What the task asks -> How many lines in this data contain the string "here"? Reply with the number only.

Data for the task ->
** BEGIN **

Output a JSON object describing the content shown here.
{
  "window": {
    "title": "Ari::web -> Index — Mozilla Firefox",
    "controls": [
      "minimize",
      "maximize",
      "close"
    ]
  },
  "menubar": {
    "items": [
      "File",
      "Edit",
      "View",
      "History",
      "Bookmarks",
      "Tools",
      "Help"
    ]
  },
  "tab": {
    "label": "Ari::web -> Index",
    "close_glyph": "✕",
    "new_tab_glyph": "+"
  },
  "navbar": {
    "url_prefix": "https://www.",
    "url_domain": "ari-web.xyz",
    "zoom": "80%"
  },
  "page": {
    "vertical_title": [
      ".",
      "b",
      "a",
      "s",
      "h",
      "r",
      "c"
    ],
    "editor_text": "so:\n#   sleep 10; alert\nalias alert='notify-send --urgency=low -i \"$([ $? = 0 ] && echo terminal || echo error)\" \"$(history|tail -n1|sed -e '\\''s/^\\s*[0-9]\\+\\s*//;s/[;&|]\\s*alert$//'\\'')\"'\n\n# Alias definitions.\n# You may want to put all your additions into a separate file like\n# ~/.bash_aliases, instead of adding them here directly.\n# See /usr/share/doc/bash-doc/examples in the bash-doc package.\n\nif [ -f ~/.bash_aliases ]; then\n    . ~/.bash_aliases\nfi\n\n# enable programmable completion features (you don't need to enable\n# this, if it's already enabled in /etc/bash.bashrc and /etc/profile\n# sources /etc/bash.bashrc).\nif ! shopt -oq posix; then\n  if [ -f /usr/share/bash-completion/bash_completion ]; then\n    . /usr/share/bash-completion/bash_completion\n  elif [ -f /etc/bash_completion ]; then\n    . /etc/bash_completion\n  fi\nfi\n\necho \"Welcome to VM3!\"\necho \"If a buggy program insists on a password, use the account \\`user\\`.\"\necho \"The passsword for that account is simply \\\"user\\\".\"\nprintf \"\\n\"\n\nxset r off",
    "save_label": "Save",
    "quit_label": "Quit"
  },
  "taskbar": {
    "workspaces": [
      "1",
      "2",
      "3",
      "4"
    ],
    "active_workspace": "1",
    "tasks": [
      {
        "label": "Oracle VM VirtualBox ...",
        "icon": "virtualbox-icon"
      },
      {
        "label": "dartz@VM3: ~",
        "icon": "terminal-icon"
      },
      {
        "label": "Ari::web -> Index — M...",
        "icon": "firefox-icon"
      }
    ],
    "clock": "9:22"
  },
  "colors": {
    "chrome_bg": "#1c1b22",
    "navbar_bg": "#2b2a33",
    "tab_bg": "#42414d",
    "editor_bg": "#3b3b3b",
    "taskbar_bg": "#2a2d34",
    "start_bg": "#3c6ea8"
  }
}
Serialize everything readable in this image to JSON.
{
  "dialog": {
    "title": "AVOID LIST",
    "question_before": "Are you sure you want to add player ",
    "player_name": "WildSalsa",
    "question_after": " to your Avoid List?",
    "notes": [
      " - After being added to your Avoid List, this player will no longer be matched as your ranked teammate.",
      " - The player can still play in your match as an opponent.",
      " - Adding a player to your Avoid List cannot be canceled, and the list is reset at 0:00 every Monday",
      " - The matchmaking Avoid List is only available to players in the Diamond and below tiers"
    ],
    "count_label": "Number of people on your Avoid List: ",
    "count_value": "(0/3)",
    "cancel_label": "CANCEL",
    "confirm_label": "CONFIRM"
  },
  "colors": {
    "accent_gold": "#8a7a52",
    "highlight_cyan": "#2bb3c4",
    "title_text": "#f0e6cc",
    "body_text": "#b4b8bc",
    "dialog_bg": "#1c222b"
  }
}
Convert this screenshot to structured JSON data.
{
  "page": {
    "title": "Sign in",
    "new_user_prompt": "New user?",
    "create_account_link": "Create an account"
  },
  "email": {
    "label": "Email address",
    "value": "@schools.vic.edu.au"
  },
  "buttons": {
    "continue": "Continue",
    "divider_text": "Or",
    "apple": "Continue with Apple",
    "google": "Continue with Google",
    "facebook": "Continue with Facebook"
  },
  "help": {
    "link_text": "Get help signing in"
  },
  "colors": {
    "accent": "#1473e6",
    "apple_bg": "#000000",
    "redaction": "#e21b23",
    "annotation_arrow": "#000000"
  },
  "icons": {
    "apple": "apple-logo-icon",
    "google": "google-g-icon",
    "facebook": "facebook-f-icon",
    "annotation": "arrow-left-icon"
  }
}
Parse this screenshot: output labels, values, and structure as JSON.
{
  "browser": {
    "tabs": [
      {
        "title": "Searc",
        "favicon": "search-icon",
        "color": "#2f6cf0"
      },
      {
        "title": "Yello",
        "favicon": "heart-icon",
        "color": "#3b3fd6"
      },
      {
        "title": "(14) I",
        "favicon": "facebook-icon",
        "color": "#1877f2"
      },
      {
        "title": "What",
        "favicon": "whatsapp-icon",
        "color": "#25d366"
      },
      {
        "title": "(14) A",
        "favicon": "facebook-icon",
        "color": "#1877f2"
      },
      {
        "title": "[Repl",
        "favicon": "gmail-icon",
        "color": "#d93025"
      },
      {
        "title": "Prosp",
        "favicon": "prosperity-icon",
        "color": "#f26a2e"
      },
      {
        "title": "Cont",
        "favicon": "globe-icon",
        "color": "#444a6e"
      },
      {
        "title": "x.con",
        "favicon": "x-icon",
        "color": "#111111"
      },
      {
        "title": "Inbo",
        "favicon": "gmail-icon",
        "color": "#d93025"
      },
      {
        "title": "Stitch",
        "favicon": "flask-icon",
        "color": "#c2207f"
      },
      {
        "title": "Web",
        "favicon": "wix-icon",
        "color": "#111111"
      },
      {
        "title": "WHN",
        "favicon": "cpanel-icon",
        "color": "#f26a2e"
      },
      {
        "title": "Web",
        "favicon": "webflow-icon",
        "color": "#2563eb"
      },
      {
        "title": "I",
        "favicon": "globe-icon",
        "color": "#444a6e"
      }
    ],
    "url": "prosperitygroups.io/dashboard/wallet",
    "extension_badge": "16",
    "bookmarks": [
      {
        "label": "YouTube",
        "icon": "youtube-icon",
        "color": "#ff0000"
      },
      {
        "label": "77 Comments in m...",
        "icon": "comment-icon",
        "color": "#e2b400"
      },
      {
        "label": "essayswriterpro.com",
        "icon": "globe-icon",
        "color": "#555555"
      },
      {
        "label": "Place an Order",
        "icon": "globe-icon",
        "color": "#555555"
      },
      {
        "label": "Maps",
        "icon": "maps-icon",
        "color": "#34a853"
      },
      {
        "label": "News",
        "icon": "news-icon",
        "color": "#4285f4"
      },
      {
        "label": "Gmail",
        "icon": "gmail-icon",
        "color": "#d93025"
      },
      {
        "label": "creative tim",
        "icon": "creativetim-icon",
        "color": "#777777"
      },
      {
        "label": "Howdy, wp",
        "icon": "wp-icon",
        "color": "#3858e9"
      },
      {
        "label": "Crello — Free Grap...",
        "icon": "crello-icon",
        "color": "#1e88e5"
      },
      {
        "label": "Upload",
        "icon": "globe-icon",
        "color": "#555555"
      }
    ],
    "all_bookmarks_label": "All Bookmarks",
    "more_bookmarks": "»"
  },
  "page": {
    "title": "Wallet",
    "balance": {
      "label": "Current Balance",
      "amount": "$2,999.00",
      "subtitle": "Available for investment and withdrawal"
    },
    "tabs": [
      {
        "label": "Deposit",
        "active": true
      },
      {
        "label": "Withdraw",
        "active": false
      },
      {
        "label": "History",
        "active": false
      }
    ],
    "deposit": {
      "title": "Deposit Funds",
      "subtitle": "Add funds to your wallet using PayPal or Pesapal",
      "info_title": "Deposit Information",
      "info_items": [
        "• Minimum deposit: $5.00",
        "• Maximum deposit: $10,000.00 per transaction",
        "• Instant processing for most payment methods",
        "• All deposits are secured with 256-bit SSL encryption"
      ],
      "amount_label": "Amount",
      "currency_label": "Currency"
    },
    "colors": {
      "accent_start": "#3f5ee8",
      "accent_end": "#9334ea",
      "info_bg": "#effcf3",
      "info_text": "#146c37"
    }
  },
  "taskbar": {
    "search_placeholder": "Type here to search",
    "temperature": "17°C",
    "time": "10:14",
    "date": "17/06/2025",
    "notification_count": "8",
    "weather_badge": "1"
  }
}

** END **

Response to the task -> 3